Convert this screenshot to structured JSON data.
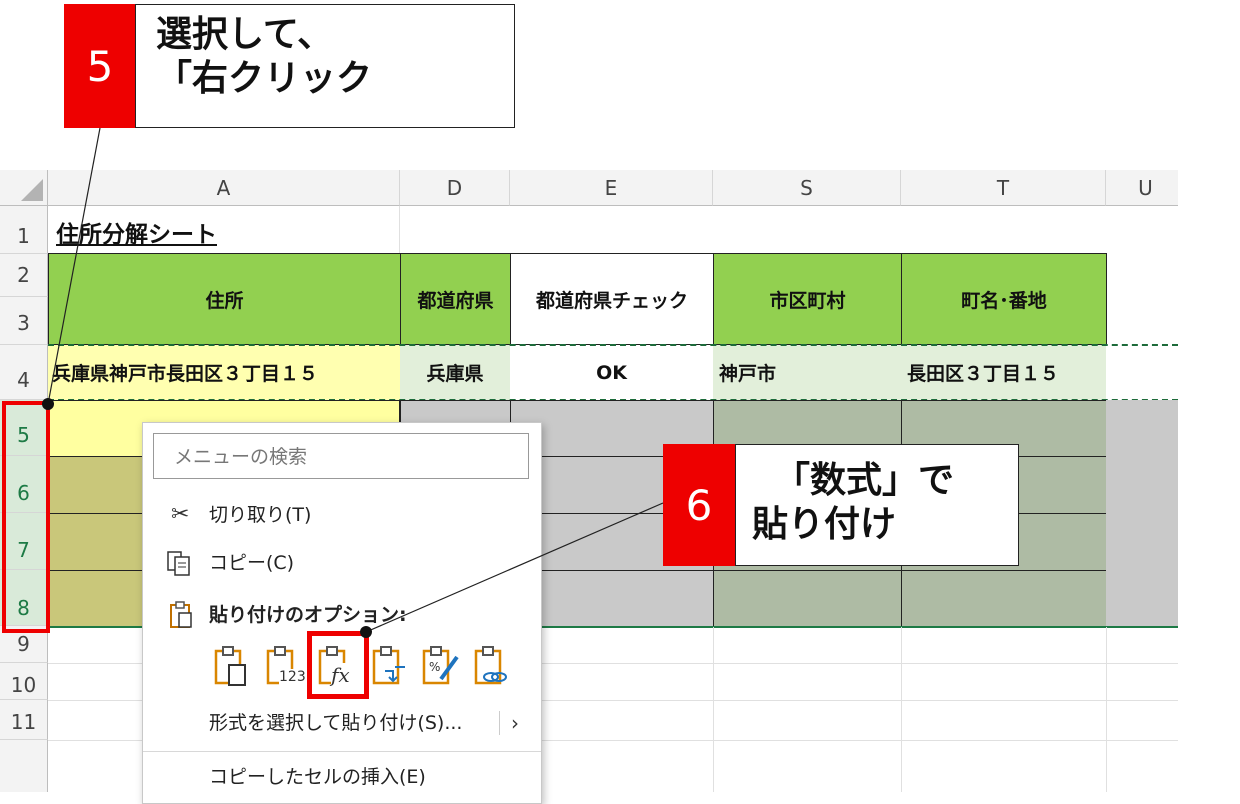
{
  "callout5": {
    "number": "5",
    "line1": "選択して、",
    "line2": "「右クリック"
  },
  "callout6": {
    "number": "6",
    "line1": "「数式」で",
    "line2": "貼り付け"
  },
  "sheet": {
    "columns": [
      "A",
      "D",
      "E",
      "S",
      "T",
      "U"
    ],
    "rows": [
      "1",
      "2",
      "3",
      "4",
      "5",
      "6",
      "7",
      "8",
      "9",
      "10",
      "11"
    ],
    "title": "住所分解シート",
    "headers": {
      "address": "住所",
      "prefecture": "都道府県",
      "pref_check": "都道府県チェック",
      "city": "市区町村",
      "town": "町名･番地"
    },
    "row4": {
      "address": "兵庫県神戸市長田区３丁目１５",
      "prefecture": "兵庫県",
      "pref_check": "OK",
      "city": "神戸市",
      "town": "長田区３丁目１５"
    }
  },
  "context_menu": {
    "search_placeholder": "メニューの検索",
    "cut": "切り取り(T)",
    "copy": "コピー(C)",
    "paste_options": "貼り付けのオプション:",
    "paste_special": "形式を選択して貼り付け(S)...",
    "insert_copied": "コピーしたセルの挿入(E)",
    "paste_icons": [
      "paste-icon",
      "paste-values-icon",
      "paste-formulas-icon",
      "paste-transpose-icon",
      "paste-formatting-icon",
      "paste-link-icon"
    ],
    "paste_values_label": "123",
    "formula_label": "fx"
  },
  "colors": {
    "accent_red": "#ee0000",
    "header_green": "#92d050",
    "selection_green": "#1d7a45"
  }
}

• _Job_
Copy the records above exactly. The pictures are not part of the copy.

• _Reply to the exercise_
Convert this screenshot to structured JSON data.
{
  "callout5": {
    "number": "5",
    "line1": "選択して、",
    "line2": "「右クリック"
  },
  "callout6": {
    "number": "6",
    "line1": "「数式」で",
    "line2": "貼り付け"
  },
  "sheet": {
    "columns": [
      "A",
      "D",
      "E",
      "S",
      "T",
      "U"
    ],
    "rows": [
      "1",
      "2",
      "3",
      "4",
      "5",
      "6",
      "7",
      "8",
      "9",
      "10",
      "11"
    ],
    "title": "住所分解シート",
    "headers": {
      "address": "住所",
      "prefecture": "都道府県",
      "pref_check": "都道府県チェック",
      "city": "市区町村",
      "town": "町名･番地"
    },
    "row4": {
      "address": "兵庫県神戸市長田区３丁目１５",
      "prefecture": "兵庫県",
      "pref_check": "OK",
      "city": "神戸市",
      "town": "長田区３丁目１５"
    }
  },
  "context_menu": {
    "search_placeholder": "メニューの検索",
    "cut": "切り取り(T)",
    "copy": "コピー(C)",
    "paste_options": "貼り付けのオプション:",
    "paste_special": "形式を選択して貼り付け(S)...",
    "insert_copied": "コピーしたセルの挿入(E)",
    "paste_icons": [
      "paste-icon",
      "paste-values-icon",
      "paste-formulas-icon",
      "paste-transpose-icon",
      "paste-formatting-icon",
      "paste-link-icon"
    ],
    "paste_values_label": "123",
    "formula_label": "fx"
  },
  "colors": {
    "accent_red": "#ee0000",
    "header_green": "#92d050",
    "selection_green": "#1d7a45"
  }
}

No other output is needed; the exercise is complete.